_Records for the task_
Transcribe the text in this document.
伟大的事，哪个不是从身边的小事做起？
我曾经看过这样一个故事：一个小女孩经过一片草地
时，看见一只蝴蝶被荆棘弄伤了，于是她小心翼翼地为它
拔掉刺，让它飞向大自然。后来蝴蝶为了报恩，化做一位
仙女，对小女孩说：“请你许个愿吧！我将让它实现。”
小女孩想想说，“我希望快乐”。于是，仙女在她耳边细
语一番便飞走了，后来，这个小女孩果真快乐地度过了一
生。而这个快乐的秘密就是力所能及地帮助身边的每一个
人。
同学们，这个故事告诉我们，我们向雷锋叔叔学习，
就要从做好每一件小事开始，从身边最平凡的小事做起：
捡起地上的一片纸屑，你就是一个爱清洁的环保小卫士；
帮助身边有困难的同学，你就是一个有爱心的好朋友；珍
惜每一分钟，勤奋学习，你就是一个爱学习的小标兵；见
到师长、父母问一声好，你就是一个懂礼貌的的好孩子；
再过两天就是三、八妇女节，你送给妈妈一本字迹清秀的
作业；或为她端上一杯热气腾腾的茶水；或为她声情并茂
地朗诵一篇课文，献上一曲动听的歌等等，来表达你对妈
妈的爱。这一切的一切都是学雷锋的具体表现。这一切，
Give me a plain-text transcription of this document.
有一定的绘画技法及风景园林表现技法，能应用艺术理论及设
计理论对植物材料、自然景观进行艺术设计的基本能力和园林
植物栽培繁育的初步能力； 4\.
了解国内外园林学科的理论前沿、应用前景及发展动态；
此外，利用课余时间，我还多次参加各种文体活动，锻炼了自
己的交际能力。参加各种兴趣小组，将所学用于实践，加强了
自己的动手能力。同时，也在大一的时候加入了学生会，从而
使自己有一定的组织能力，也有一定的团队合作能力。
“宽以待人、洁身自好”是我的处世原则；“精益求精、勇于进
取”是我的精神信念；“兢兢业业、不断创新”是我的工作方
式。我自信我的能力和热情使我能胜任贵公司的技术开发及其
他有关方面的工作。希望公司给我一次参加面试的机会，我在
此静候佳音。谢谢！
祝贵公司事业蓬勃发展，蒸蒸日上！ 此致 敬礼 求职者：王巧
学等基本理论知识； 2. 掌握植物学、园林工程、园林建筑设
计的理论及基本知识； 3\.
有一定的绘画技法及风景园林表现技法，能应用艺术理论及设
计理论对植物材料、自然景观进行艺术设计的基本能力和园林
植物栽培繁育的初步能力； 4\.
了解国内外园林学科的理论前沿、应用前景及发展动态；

_Problem requirements_
Retype all of the material, keeping each line exact.

_The answer_
Transcribe the text in this document.
伟大的事，哪个不是从身边的小事做起？
我曾经看过这样一个故事：一个小女孩经过一片草地
时，看见一只蝴蝶被荆棘弄伤了，于是她小心翼翼地为它
拔掉刺，让它飞向大自然。后来蝴蝶为了报恩，化做一位
仙女，对小女孩说：“请你许个愿吧！我将让它实现。”
小女孩想想说，“我希望快乐”。于是，仙女在她耳边细
语一番便飞走了，后来，这个小女孩果真快乐地度过了一
生。而这个快乐的秘密就是力所能及地帮助身边的每一个
人。
同学们，这个故事告诉我们，我们向雷锋叔叔学习，
就要从做好每一件小事开始，从身边最平凡的小事做起：
捡起地上的一片纸屑，你就是一个爱清洁的环保小卫士；
帮助身边有困难的同学，你就是一个有爱心的好朋友；珍
惜每一分钟，勤奋学习，你就是一个爱学习的小标兵；见
到师长、父母问一声好，你就是一个懂礼貌的的好孩子；
再过两天就是三、八妇女节，你送给妈妈一本字迹清秀的
作业；或为她端上一杯热气腾腾的茶水；或为她声情并茂
地朗诵一篇课文，献上一曲动听的歌等等，来表达你对妈
妈的爱。这一切的一切都是学雷锋的具体表现。这一切，
Give me a plain-text transcription of this document.
有一定的绘画技法及风景园林表现技法，能应用艺术理论及设
计理论对植物材料、自然景观进行艺术设计的基本能力和园林
植物栽培繁育的初步能力； 4\.
了解国内外园林学科的理论前沿、应用前景及发展动态；
此外，利用课余时间，我还多次参加各种文体活动，锻炼了自
己的交际能力。参加各种兴趣小组，将所学用于实践，加强了
自己的动手能力。同时，也在大一的时候加入了学生会，从而
使自己有一定的组织能力，也有一定的团队合作能力。
“宽以待人、洁身自好”是我的处世原则；“精益求精、勇于进
取”是我的精神信念；“兢兢业业、不断创新”是我的工作方
式。我自信我的能力和热情使我能胜任贵公司的技术开发及其
他有关方面的工作。希望公司给我一次参加面试的机会，我在
此静候佳音。谢谢！
祝贵公司事业蓬勃发展，蒸蒸日上！ 此致 敬礼 求职者：王巧
学等基本理论知识； 2. 掌握植物学、园林工程、园林建筑设
计的理论及基本知识； 3\.
有一定的绘画技法及风景园林表现技法，能应用艺术理论及设
计理论对植物材料、自然景观进行艺术设计的基本能力和园林
植物栽培繁育的初步能力； 4\.
了解国内外园林学科的理论前沿、应用前景及发展动态；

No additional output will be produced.